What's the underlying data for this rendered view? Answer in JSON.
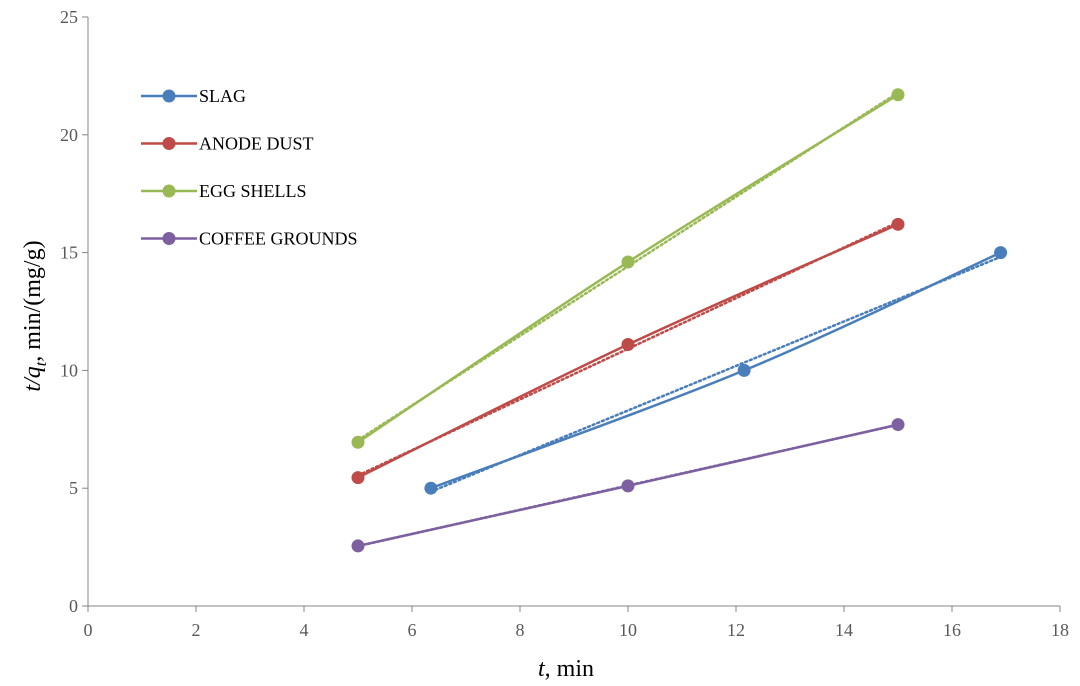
{
  "chart_data": {
    "type": "scatter",
    "xlabel": {
      "italic": "t",
      "rest": ", min"
    },
    "ylabel": {
      "italic": "t/q",
      "sub": "t",
      "rest": ", min/(mg/g)"
    },
    "xlim": [
      0,
      18
    ],
    "ylim": [
      0,
      25
    ],
    "xticks": [
      0,
      2,
      4,
      6,
      8,
      10,
      12,
      14,
      16,
      18
    ],
    "yticks": [
      0,
      5,
      10,
      15,
      20,
      25
    ],
    "xtick_labels": [
      "0",
      "2",
      "4",
      "6",
      "8",
      "10",
      "12",
      "14",
      "16",
      "18"
    ],
    "ytick_labels": [
      "0",
      "5",
      "10",
      "15",
      "20",
      "25"
    ],
    "grid": false,
    "legend_position": "top-left",
    "trendlines": "linear, dotted, one per series",
    "series": [
      {
        "name": "SLAG",
        "color": "#4a7ebb",
        "x": [
          6.35,
          12.15,
          16.9
        ],
        "y": [
          5.0,
          10.0,
          15.0
        ]
      },
      {
        "name": "ANODE DUST",
        "color": "#be4b48",
        "x": [
          5,
          10,
          15
        ],
        "y": [
          5.45,
          11.1,
          16.2
        ]
      },
      {
        "name": "EGG SHELLS",
        "color": "#98b954",
        "x": [
          5,
          10,
          15
        ],
        "y": [
          6.95,
          14.6,
          21.7
        ]
      },
      {
        "name": "COFFEE GROUNDS",
        "color": "#7d60a0",
        "x": [
          5,
          10,
          15
        ],
        "y": [
          2.55,
          5.1,
          7.7
        ]
      }
    ]
  }
}
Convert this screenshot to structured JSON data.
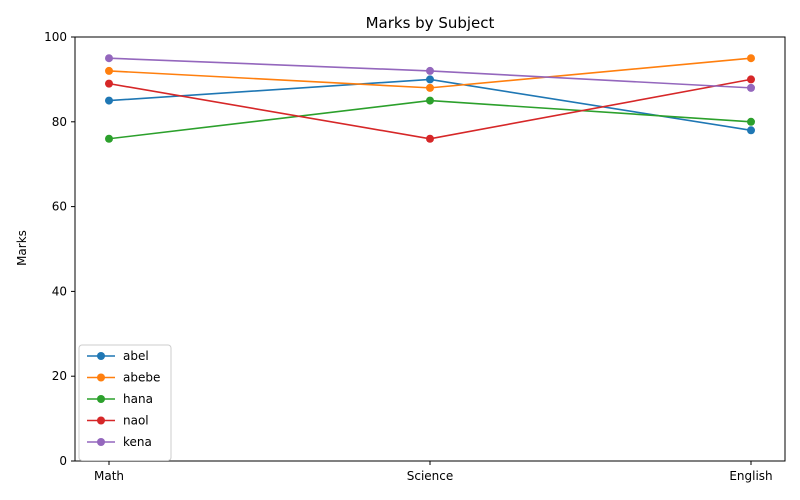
{
  "chart_data": {
    "type": "line",
    "title": "Marks by Subject",
    "xlabel": "",
    "ylabel": "Marks",
    "categories": [
      "Math",
      "Science",
      "English"
    ],
    "ylim": [
      0,
      100
    ],
    "yticks": [
      0,
      20,
      40,
      60,
      80,
      100
    ],
    "grid": false,
    "legend_position": "lower-left",
    "series": [
      {
        "name": "abel",
        "color": "#1f77b4",
        "values": [
          85,
          90,
          78
        ]
      },
      {
        "name": "abebe",
        "color": "#ff7f0e",
        "values": [
          92,
          88,
          95
        ]
      },
      {
        "name": "hana",
        "color": "#2ca02c",
        "values": [
          76,
          85,
          80
        ]
      },
      {
        "name": "naol",
        "color": "#d62728",
        "values": [
          89,
          76,
          90
        ]
      },
      {
        "name": "kena",
        "color": "#9467bd",
        "values": [
          95,
          92,
          88
        ]
      }
    ]
  }
}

__What is being asked__.
Gather and return every line that holds the string "color".

__Written solution__.
        "color": "#4a7ebb",
        "color": "#be4b48",
        "color": "#98b954",
        "color": "#7d60a0",
        "color": "#1f77b4",
        "color": "#ff7f0e",
        "color": "#2ca02c",
        "color": "#d62728",
        "color": "#9467bd",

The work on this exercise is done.